◆ **TASK BRIEF**: Give the listing again exactly, omitting its images.

Source records:
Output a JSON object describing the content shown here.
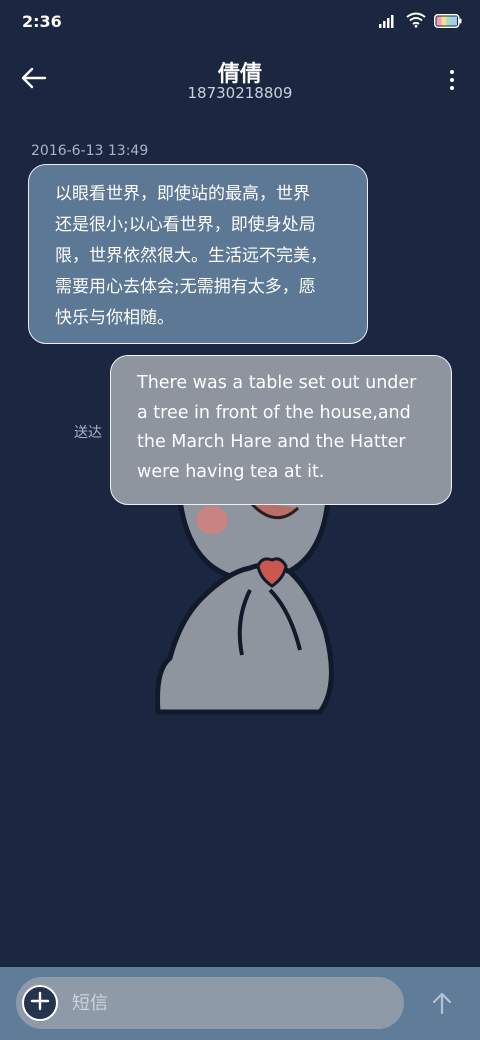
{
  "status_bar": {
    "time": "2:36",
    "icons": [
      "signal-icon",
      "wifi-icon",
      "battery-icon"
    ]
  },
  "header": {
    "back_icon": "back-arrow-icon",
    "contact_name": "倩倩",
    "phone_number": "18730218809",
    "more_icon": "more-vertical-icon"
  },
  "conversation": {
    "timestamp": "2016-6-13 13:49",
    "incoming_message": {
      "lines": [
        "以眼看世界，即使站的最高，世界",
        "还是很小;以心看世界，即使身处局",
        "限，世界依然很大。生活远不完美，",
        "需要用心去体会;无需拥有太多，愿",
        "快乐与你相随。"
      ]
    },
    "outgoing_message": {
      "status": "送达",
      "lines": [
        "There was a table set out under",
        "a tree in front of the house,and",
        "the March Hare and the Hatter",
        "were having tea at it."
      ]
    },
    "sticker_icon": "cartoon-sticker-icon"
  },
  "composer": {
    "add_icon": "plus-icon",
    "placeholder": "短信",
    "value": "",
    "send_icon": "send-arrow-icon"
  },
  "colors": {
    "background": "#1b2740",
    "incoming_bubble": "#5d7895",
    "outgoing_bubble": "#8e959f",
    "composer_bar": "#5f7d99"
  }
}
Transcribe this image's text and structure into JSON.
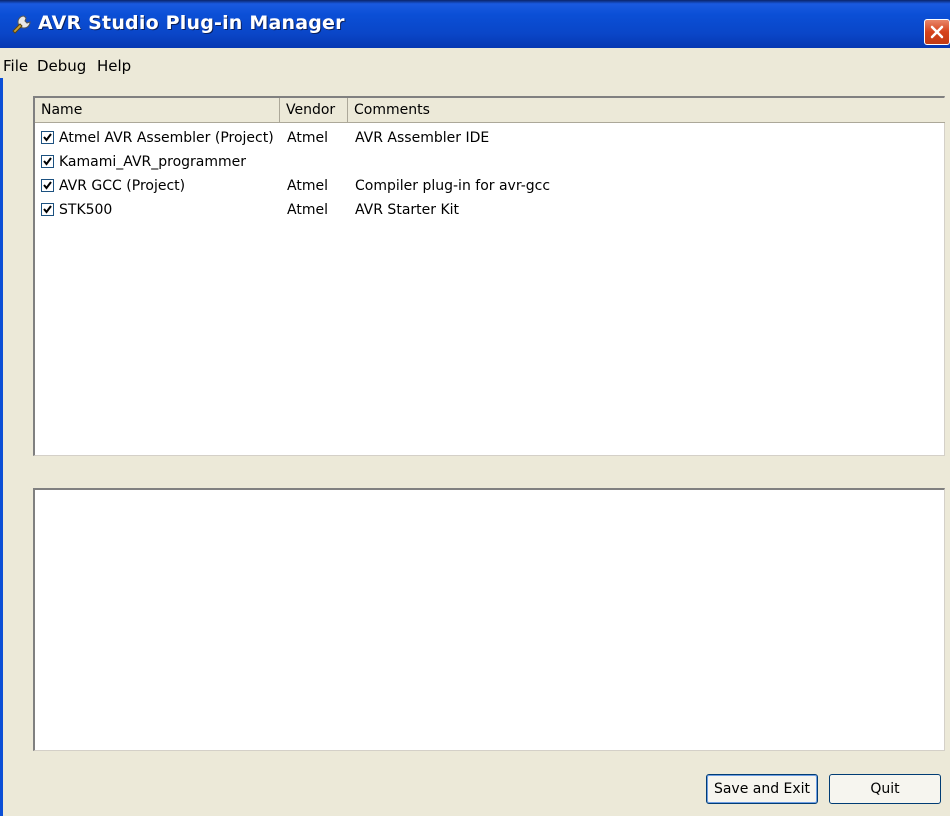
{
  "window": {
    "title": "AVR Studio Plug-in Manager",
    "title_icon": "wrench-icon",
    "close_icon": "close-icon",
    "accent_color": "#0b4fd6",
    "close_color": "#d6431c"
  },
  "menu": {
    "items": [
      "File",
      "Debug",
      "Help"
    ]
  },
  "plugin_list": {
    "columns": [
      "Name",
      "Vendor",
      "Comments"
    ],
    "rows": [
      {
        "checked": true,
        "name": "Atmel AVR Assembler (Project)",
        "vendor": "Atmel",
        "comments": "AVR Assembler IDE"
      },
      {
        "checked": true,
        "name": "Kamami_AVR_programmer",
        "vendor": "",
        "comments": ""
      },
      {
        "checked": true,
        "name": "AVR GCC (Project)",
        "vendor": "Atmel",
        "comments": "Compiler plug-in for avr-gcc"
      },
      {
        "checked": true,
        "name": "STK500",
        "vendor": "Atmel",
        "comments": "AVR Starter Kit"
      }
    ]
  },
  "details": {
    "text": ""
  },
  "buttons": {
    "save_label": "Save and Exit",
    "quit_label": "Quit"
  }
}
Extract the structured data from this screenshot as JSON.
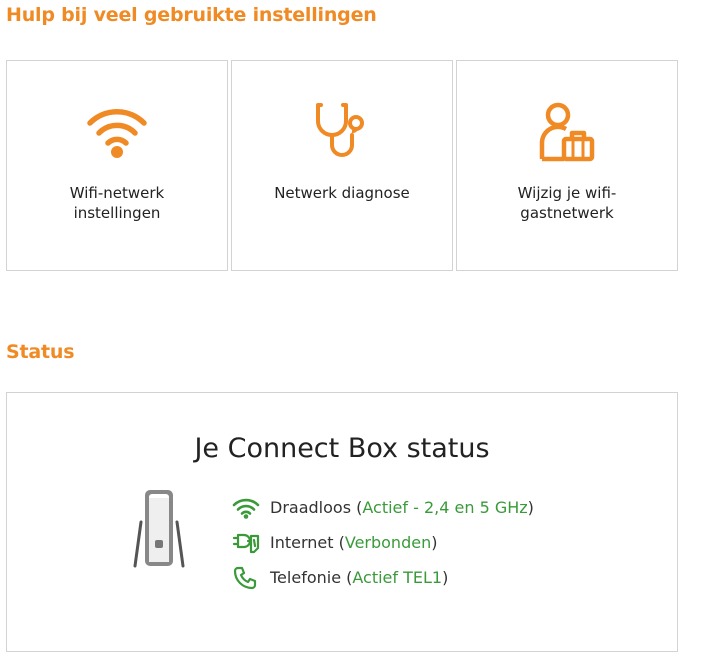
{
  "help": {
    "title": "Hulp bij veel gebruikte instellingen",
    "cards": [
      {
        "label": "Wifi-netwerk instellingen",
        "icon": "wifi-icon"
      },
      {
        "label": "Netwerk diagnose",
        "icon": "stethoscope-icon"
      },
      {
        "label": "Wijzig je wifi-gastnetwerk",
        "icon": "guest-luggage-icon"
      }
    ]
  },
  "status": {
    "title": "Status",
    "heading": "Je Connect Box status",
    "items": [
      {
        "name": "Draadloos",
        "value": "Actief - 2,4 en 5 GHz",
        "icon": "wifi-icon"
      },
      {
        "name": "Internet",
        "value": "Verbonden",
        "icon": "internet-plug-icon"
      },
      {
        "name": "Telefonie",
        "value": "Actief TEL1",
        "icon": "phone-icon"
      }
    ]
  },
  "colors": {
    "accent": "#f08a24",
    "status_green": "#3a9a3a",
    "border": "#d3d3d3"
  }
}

◆ **RESULT OF THE TASK**:
Output a JSON object describing the content shown here.
{
  "status_bar": {
    "time": "2:36",
    "icons": [
      "signal-icon",
      "wifi-icon",
      "battery-icon"
    ]
  },
  "header": {
    "back_icon": "back-arrow-icon",
    "contact_name": "倩倩",
    "phone_number": "18730218809",
    "more_icon": "more-vertical-icon"
  },
  "conversation": {
    "timestamp": "2016-6-13 13:49",
    "incoming_message": {
      "lines": [
        "以眼看世界，即使站的最高，世界",
        "还是很小;以心看世界，即使身处局",
        "限，世界依然很大。生活远不完美，",
        "需要用心去体会;无需拥有太多，愿",
        "快乐与你相随。"
      ]
    },
    "outgoing_message": {
      "status": "送达",
      "lines": [
        "There was a table set out under",
        "a tree in front of the house,and",
        "the March Hare and the Hatter",
        "were having tea at it."
      ]
    },
    "sticker_icon": "cartoon-sticker-icon"
  },
  "composer": {
    "add_icon": "plus-icon",
    "placeholder": "短信",
    "value": "",
    "send_icon": "send-arrow-icon"
  },
  "colors": {
    "background": "#1b2740",
    "incoming_bubble": "#5d7895",
    "outgoing_bubble": "#8e959f",
    "composer_bar": "#5f7d99"
  }
}
Transcribe this image's text and structure into JSON.
{
  "window": {
    "title": "AVR Studio Plug-in Manager",
    "title_icon": "wrench-icon",
    "close_icon": "close-icon",
    "accent_color": "#0b4fd6",
    "close_color": "#d6431c"
  },
  "menu": {
    "items": [
      "File",
      "Debug",
      "Help"
    ]
  },
  "plugin_list": {
    "columns": [
      "Name",
      "Vendor",
      "Comments"
    ],
    "rows": [
      {
        "checked": true,
        "name": "Atmel AVR Assembler (Project)",
        "vendor": "Atmel",
        "comments": "AVR Assembler IDE"
      },
      {
        "checked": true,
        "name": "Kamami_AVR_programmer",
        "vendor": "",
        "comments": ""
      },
      {
        "checked": true,
        "name": "AVR GCC (Project)",
        "vendor": "Atmel",
        "comments": "Compiler plug-in for avr-gcc"
      },
      {
        "checked": true,
        "name": "STK500",
        "vendor": "Atmel",
        "comments": "AVR Starter Kit"
      }
    ]
  },
  "details": {
    "text": ""
  },
  "buttons": {
    "save_label": "Save and Exit",
    "quit_label": "Quit"
  }
}
Extract the structured data from this screenshot as JSON.
{
  "help": {
    "title": "Hulp bij veel gebruikte instellingen",
    "cards": [
      {
        "label": "Wifi-netwerk instellingen",
        "icon": "wifi-icon"
      },
      {
        "label": "Netwerk diagnose",
        "icon": "stethoscope-icon"
      },
      {
        "label": "Wijzig je wifi-gastnetwerk",
        "icon": "guest-luggage-icon"
      }
    ]
  },
  "status": {
    "title": "Status",
    "heading": "Je Connect Box status",
    "items": [
      {
        "name": "Draadloos",
        "value": "Actief - 2,4 en 5 GHz",
        "icon": "wifi-icon"
      },
      {
        "name": "Internet",
        "value": "Verbonden",
        "icon": "internet-plug-icon"
      },
      {
        "name": "Telefonie",
        "value": "Actief TEL1",
        "icon": "phone-icon"
      }
    ]
  },
  "colors": {
    "accent": "#f08a24",
    "status_green": "#3a9a3a",
    "border": "#d3d3d3"
  }
}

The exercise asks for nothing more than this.